**Data lines**.
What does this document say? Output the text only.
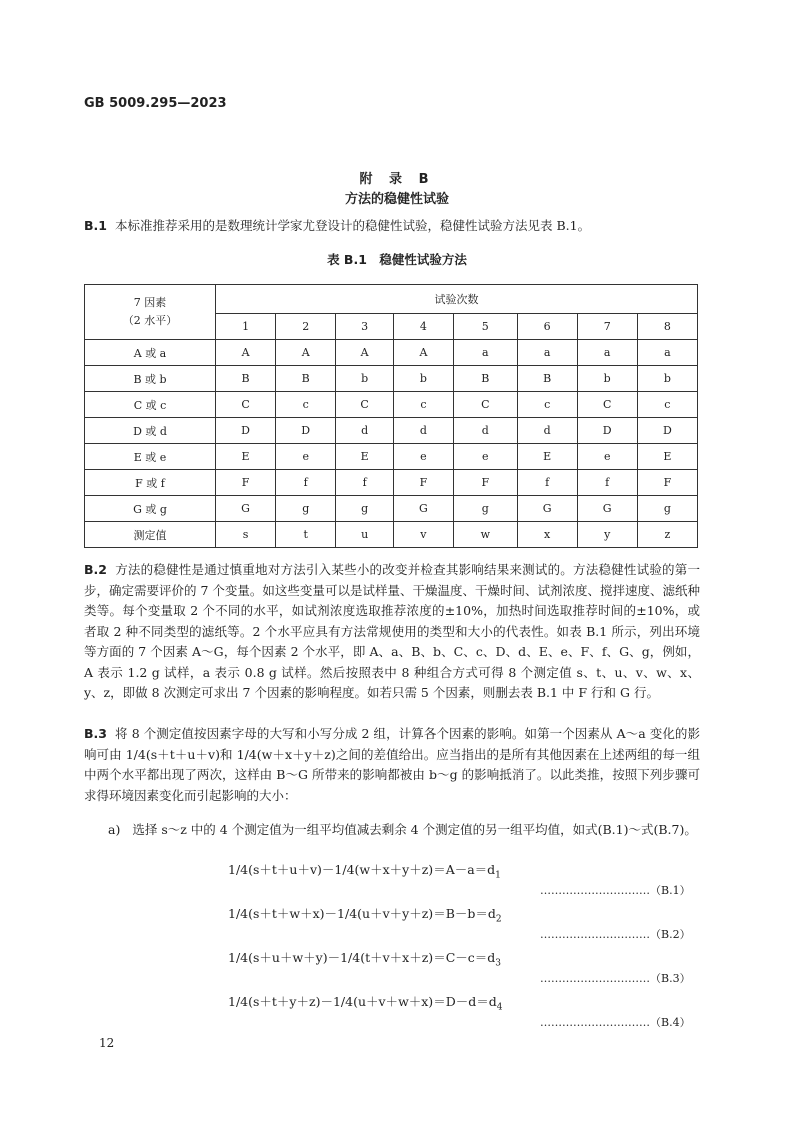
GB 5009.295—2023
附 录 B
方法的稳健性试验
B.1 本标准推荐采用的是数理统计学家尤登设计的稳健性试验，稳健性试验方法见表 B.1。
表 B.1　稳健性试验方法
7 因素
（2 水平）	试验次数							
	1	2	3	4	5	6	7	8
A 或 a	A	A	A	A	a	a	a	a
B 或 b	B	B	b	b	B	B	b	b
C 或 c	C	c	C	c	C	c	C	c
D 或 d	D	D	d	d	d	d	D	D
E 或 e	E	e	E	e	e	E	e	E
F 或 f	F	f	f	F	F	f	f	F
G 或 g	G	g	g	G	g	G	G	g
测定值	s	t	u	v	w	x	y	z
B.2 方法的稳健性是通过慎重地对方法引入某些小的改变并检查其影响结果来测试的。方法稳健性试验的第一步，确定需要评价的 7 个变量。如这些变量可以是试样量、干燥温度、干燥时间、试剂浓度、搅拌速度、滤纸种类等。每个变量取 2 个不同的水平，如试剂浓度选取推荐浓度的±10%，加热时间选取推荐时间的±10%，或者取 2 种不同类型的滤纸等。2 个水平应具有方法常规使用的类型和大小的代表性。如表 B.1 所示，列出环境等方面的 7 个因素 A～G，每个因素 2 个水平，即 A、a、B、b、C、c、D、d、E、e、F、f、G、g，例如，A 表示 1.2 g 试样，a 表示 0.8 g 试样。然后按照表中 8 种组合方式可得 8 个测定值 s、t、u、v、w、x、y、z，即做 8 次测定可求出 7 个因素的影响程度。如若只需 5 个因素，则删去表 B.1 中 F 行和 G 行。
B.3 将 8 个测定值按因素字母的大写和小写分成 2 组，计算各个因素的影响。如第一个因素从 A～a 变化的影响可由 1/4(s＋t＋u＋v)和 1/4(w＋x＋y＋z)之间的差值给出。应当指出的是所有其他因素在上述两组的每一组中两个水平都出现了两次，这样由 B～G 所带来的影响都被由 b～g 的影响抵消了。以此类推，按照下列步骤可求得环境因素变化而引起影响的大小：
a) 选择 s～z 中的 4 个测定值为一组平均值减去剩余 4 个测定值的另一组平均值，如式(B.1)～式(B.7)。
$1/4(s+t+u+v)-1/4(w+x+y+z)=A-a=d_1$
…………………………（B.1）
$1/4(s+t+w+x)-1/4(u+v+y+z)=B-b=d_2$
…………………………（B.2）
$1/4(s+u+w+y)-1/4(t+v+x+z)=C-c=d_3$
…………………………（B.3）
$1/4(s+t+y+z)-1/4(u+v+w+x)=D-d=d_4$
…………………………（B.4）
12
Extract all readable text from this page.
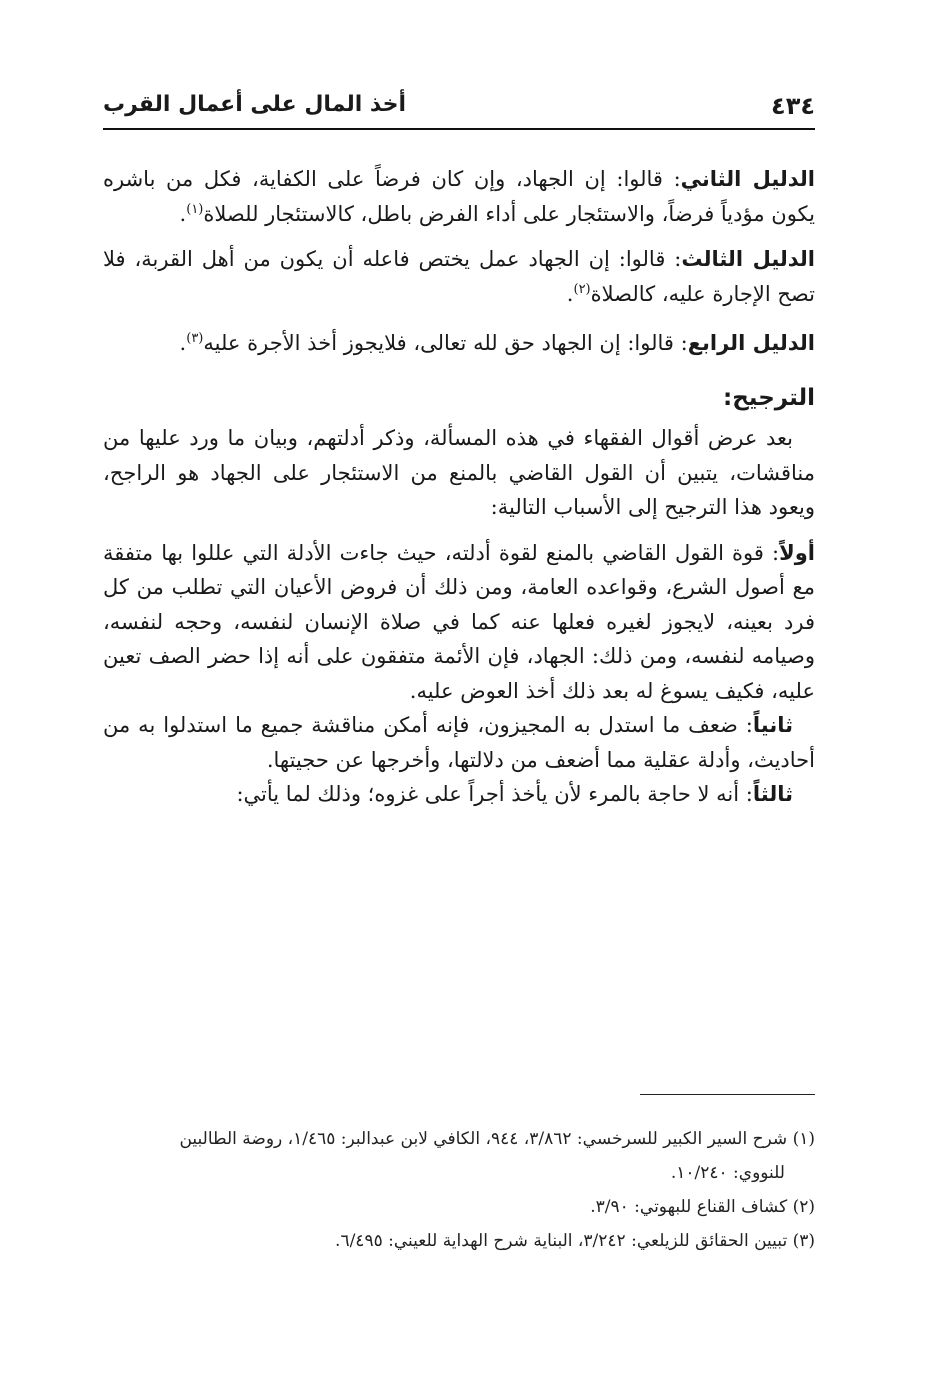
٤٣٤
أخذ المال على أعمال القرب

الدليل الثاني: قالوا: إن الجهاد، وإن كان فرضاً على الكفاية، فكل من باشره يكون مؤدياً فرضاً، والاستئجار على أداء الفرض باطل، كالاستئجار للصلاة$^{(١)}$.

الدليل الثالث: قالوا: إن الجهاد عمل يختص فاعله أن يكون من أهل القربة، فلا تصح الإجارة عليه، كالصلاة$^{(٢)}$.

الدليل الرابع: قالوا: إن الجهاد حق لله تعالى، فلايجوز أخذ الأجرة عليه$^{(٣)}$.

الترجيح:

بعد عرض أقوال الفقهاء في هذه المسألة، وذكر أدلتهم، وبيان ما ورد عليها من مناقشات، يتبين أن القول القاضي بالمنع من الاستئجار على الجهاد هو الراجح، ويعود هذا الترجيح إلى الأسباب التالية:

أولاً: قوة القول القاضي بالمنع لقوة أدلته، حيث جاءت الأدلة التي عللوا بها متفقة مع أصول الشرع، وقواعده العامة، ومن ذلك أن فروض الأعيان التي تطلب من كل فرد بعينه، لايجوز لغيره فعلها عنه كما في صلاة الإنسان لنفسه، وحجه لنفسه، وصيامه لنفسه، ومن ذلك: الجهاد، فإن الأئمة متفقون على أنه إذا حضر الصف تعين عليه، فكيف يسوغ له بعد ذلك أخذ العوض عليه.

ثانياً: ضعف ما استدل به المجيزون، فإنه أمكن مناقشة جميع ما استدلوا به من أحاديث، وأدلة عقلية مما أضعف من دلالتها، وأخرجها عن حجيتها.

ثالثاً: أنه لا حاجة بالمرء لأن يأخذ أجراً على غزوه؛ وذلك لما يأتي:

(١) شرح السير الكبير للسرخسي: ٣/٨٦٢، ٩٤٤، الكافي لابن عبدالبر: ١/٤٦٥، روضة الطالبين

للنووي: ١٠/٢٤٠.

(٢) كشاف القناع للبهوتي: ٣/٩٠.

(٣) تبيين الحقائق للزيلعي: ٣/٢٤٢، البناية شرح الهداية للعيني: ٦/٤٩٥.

**Short task**.
Output the data exactly. Pictures don't belong in the result.

**The solution**.
What does this document say? Output the text only.
GB 5009.295—2023
附 录 B
方法的稳健性试验
B.1 本标准推荐采用的是数理统计学家尤登设计的稳健性试验，稳健性试验方法见表 B.1。
表 B.1　稳健性试验方法
7 因素
（2 水平）	试验次数							
	1	2	3	4	5	6	7	8
A 或 a	A	A	A	A	a	a	a	a
B 或 b	B	B	b	b	B	B	b	b
C 或 c	C	c	C	c	C	c	C	c
D 或 d	D	D	d	d	d	d	D	D
E 或 e	E	e	E	e	e	E	e	E
F 或 f	F	f	f	F	F	f	f	F
G 或 g	G	g	g	G	g	G	G	g
测定值	s	t	u	v	w	x	y	z
B.2 方法的稳健性是通过慎重地对方法引入某些小的改变并检查其影响结果来测试的。方法稳健性试验的第一步，确定需要评价的 7 个变量。如这些变量可以是试样量、干燥温度、干燥时间、试剂浓度、搅拌速度、滤纸种类等。每个变量取 2 个不同的水平，如试剂浓度选取推荐浓度的±10%，加热时间选取推荐时间的±10%，或者取 2 种不同类型的滤纸等。2 个水平应具有方法常规使用的类型和大小的代表性。如表 B.1 所示，列出环境等方面的 7 个因素 A～G，每个因素 2 个水平，即 A、a、B、b、C、c、D、d、E、e、F、f、G、g，例如，A 表示 1.2 g 试样，a 表示 0.8 g 试样。然后按照表中 8 种组合方式可得 8 个测定值 s、t、u、v、w、x、y、z，即做 8 次测定可求出 7 个因素的影响程度。如若只需 5 个因素，则删去表 B.1 中 F 行和 G 行。
B.3 将 8 个测定值按因素字母的大写和小写分成 2 组，计算各个因素的影响。如第一个因素从 A～a 变化的影响可由 1/4(s＋t＋u＋v)和 1/4(w＋x＋y＋z)之间的差值给出。应当指出的是所有其他因素在上述两组的每一组中两个水平都出现了两次，这样由 B～G 所带来的影响都被由 b～g 的影响抵消了。以此类推，按照下列步骤可求得环境因素变化而引起影响的大小：
a) 选择 s～z 中的 4 个测定值为一组平均值减去剩余 4 个测定值的另一组平均值，如式(B.1)～式(B.7)。
$1/4(s+t+u+v)-1/4(w+x+y+z)=A-a=d_1$
…………………………（B.1）
$1/4(s+t+w+x)-1/4(u+v+y+z)=B-b=d_2$
…………………………（B.2）
$1/4(s+u+w+y)-1/4(t+v+x+z)=C-c=d_3$
…………………………（B.3）
$1/4(s+t+y+z)-1/4(u+v+w+x)=D-d=d_4$
…………………………（B.4）
12
Extract all readable text from this page.
٤٣٤
أخذ المال على أعمال القرب

الدليل الثاني: قالوا: إن الجهاد، وإن كان فرضاً على الكفاية، فكل من باشره يكون مؤدياً فرضاً، والاستئجار على أداء الفرض باطل، كالاستئجار للصلاة$^{(١)}$.

الدليل الثالث: قالوا: إن الجهاد عمل يختص فاعله أن يكون من أهل القربة، فلا تصح الإجارة عليه، كالصلاة$^{(٢)}$.

الدليل الرابع: قالوا: إن الجهاد حق لله تعالى، فلايجوز أخذ الأجرة عليه$^{(٣)}$.

الترجيح:

بعد عرض أقوال الفقهاء في هذه المسألة، وذكر أدلتهم، وبيان ما ورد عليها من مناقشات، يتبين أن القول القاضي بالمنع من الاستئجار على الجهاد هو الراجح، ويعود هذا الترجيح إلى الأسباب التالية:

أولاً: قوة القول القاضي بالمنع لقوة أدلته، حيث جاءت الأدلة التي عللوا بها متفقة مع أصول الشرع، وقواعده العامة، ومن ذلك أن فروض الأعيان التي تطلب من كل فرد بعينه، لايجوز لغيره فعلها عنه كما في صلاة الإنسان لنفسه، وحجه لنفسه، وصيامه لنفسه، ومن ذلك: الجهاد، فإن الأئمة متفقون على أنه إذا حضر الصف تعين عليه، فكيف يسوغ له بعد ذلك أخذ العوض عليه.

ثانياً: ضعف ما استدل به المجيزون، فإنه أمكن مناقشة جميع ما استدلوا به من أحاديث، وأدلة عقلية مما أضعف من دلالتها، وأخرجها عن حجيتها.

ثالثاً: أنه لا حاجة بالمرء لأن يأخذ أجراً على غزوه؛ وذلك لما يأتي:

(١) شرح السير الكبير للسرخسي: ٣/٨٦٢، ٩٤٤، الكافي لابن عبدالبر: ١/٤٦٥، روضة الطالبين

للنووي: ١٠/٢٤٠.

(٢) كشاف القناع للبهوتي: ٣/٩٠.

(٣) تبيين الحقائق للزيلعي: ٣/٢٤٢، البناية شرح الهداية للعيني: ٦/٤٩٥.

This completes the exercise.